* Start Raw records *

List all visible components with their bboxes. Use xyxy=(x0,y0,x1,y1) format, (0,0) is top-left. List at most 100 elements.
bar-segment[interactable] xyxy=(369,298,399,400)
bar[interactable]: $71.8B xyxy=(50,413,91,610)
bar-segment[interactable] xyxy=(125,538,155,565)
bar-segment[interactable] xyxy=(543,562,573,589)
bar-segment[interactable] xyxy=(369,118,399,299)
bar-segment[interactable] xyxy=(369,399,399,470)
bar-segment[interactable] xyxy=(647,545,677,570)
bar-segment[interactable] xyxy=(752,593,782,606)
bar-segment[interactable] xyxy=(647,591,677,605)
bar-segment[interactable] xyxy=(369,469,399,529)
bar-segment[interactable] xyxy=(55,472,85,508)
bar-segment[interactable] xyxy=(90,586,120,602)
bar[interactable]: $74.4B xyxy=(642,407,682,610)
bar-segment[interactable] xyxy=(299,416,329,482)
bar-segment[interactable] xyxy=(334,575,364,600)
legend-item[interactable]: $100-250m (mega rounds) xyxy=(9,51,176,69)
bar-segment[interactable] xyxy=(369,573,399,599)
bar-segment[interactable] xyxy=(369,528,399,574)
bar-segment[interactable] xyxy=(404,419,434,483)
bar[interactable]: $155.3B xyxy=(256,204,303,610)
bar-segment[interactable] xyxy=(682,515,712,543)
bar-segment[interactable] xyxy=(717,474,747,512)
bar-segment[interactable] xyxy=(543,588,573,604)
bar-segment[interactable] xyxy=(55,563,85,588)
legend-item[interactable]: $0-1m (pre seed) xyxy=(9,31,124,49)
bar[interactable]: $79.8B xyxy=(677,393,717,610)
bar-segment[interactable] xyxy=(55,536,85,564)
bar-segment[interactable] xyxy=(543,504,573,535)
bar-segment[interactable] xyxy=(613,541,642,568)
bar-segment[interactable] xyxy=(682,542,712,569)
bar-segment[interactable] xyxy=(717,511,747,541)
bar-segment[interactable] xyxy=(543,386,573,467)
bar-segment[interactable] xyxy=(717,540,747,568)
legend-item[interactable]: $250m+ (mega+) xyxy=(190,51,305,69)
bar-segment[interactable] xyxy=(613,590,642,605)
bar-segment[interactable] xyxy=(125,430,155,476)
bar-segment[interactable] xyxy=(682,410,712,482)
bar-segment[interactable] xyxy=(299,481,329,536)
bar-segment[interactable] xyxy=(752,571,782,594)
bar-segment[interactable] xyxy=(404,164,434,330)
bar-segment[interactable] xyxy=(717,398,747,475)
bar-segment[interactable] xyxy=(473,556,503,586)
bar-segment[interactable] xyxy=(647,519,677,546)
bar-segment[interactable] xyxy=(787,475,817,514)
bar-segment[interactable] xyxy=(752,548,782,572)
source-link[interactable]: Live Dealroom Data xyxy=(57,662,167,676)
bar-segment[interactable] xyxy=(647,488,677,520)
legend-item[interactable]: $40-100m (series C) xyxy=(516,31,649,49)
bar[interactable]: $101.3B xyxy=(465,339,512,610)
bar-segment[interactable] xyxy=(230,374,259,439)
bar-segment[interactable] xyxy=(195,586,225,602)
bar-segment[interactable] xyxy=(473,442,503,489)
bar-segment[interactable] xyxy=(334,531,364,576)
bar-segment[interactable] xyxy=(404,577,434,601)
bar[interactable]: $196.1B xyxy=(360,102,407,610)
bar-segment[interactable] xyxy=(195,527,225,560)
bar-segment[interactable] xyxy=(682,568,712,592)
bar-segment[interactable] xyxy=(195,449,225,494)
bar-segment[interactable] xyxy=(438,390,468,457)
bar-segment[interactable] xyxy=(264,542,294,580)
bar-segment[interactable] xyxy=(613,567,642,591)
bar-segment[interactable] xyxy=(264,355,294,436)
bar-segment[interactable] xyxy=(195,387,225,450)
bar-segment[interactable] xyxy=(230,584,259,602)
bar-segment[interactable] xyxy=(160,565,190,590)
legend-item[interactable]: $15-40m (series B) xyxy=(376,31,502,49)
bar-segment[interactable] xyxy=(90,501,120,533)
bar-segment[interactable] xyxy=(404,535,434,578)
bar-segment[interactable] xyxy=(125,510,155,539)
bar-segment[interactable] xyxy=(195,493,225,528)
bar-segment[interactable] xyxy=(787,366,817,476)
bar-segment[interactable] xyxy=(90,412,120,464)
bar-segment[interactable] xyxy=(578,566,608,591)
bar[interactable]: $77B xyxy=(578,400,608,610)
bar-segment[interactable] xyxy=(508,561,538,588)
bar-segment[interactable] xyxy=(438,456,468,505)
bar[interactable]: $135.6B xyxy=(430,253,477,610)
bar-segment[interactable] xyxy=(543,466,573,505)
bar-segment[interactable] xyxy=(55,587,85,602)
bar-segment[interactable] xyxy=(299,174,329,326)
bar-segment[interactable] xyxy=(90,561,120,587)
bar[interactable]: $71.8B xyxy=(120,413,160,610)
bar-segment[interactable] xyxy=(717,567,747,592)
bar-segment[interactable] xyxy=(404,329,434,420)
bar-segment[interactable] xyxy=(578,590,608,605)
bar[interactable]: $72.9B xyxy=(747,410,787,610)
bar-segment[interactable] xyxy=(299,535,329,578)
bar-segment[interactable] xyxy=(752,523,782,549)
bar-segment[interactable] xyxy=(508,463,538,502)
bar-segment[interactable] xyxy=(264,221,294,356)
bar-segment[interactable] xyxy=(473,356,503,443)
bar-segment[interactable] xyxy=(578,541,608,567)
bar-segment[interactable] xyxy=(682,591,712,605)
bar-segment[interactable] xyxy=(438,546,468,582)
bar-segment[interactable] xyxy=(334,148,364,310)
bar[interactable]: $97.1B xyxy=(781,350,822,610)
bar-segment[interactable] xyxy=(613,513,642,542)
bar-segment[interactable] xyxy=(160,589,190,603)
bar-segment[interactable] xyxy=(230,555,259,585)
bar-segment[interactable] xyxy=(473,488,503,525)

* End Raw records *

--- Work to complete ---
Could you return every line of the material above, unchanged and in its original order?

--- Result for this exercise ---
List all visible components with their bboxes. Use xyxy=(x0,y0,x1,y1) format, (0,0) is top-left. List at most 100 elements.
bar-segment[interactable] xyxy=(369,298,399,400)
bar[interactable]: $71.8B xyxy=(50,413,91,610)
bar-segment[interactable] xyxy=(125,538,155,565)
bar-segment[interactable] xyxy=(543,562,573,589)
bar-segment[interactable] xyxy=(369,118,399,299)
bar-segment[interactable] xyxy=(369,399,399,470)
bar-segment[interactable] xyxy=(647,545,677,570)
bar-segment[interactable] xyxy=(752,593,782,606)
bar-segment[interactable] xyxy=(647,591,677,605)
bar-segment[interactable] xyxy=(369,469,399,529)
bar-segment[interactable] xyxy=(55,472,85,508)
bar-segment[interactable] xyxy=(90,586,120,602)
bar[interactable]: $74.4B xyxy=(642,407,682,610)
bar-segment[interactable] xyxy=(299,416,329,482)
bar-segment[interactable] xyxy=(334,575,364,600)
legend-item[interactable]: $100-250m (mega rounds) xyxy=(9,51,176,69)
bar-segment[interactable] xyxy=(369,573,399,599)
bar-segment[interactable] xyxy=(369,528,399,574)
bar-segment[interactable] xyxy=(404,419,434,483)
bar[interactable]: $155.3B xyxy=(256,204,303,610)
bar-segment[interactable] xyxy=(682,515,712,543)
bar-segment[interactable] xyxy=(717,474,747,512)
bar-segment[interactable] xyxy=(543,588,573,604)
bar-segment[interactable] xyxy=(55,563,85,588)
legend-item[interactable]: $0-1m (pre seed) xyxy=(9,31,124,49)
bar[interactable]: $79.8B xyxy=(677,393,717,610)
bar-segment[interactable] xyxy=(55,536,85,564)
bar-segment[interactable] xyxy=(543,504,573,535)
bar-segment[interactable] xyxy=(613,541,642,568)
bar-segment[interactable] xyxy=(682,542,712,569)
bar-segment[interactable] xyxy=(717,511,747,541)
bar-segment[interactable] xyxy=(543,386,573,467)
bar-segment[interactable] xyxy=(717,540,747,568)
legend-item[interactable]: $250m+ (mega+) xyxy=(190,51,305,69)
bar-segment[interactable] xyxy=(613,590,642,605)
bar-segment[interactable] xyxy=(125,430,155,476)
bar-segment[interactable] xyxy=(682,410,712,482)
bar-segment[interactable] xyxy=(299,481,329,536)
bar-segment[interactable] xyxy=(752,571,782,594)
bar-segment[interactable] xyxy=(404,164,434,330)
bar-segment[interactable] xyxy=(717,398,747,475)
bar-segment[interactable] xyxy=(473,556,503,586)
bar-segment[interactable] xyxy=(647,519,677,546)
bar-segment[interactable] xyxy=(787,475,817,514)
bar-segment[interactable] xyxy=(752,548,782,572)
source-link[interactable]: Live Dealroom Data xyxy=(57,662,167,676)
bar-segment[interactable] xyxy=(647,488,677,520)
legend-item[interactable]: $40-100m (series C) xyxy=(516,31,649,49)
bar[interactable]: $101.3B xyxy=(465,339,512,610)
bar-segment[interactable] xyxy=(230,374,259,439)
bar-segment[interactable] xyxy=(195,586,225,602)
bar-segment[interactable] xyxy=(473,442,503,489)
bar-segment[interactable] xyxy=(334,531,364,576)
bar-segment[interactable] xyxy=(404,577,434,601)
bar[interactable]: $196.1B xyxy=(360,102,407,610)
bar-segment[interactable] xyxy=(195,527,225,560)
bar-segment[interactable] xyxy=(682,568,712,592)
bar-segment[interactable] xyxy=(195,449,225,494)
bar-segment[interactable] xyxy=(438,390,468,457)
bar-segment[interactable] xyxy=(264,542,294,580)
bar-segment[interactable] xyxy=(613,567,642,591)
bar-segment[interactable] xyxy=(264,355,294,436)
bar-segment[interactable] xyxy=(195,387,225,450)
bar-segment[interactable] xyxy=(230,584,259,602)
bar-segment[interactable] xyxy=(160,565,190,590)
legend-item[interactable]: $15-40m (series B) xyxy=(376,31,502,49)
bar-segment[interactable] xyxy=(90,501,120,533)
bar-segment[interactable] xyxy=(404,535,434,578)
bar-segment[interactable] xyxy=(125,510,155,539)
bar-segment[interactable] xyxy=(195,493,225,528)
bar-segment[interactable] xyxy=(787,366,817,476)
bar-segment[interactable] xyxy=(90,412,120,464)
bar-segment[interactable] xyxy=(578,566,608,591)
bar[interactable]: $77B xyxy=(578,400,608,610)
bar-segment[interactable] xyxy=(508,561,538,588)
bar-segment[interactable] xyxy=(438,456,468,505)
bar[interactable]: $135.6B xyxy=(430,253,477,610)
bar-segment[interactable] xyxy=(543,466,573,505)
bar-segment[interactable] xyxy=(55,587,85,602)
bar-segment[interactable] xyxy=(299,174,329,326)
bar-segment[interactable] xyxy=(90,561,120,587)
bar[interactable]: $71.8B xyxy=(120,413,160,610)
bar-segment[interactable] xyxy=(717,567,747,592)
bar-segment[interactable] xyxy=(404,329,434,420)
bar-segment[interactable] xyxy=(578,590,608,605)
bar[interactable]: $72.9B xyxy=(747,410,787,610)
bar-segment[interactable] xyxy=(299,535,329,578)
bar-segment[interactable] xyxy=(752,523,782,549)
bar-segment[interactable] xyxy=(508,463,538,502)
bar-segment[interactable] xyxy=(264,221,294,356)
bar-segment[interactable] xyxy=(473,356,503,443)
bar-segment[interactable] xyxy=(578,541,608,567)
bar-segment[interactable] xyxy=(682,591,712,605)
bar-segment[interactable] xyxy=(438,546,468,582)
bar-segment[interactable] xyxy=(334,148,364,310)
bar[interactable]: $97.1B xyxy=(781,350,822,610)
bar-segment[interactable] xyxy=(613,513,642,542)
bar-segment[interactable] xyxy=(160,589,190,603)
bar-segment[interactable] xyxy=(230,555,259,585)
bar-segment[interactable] xyxy=(473,488,503,525)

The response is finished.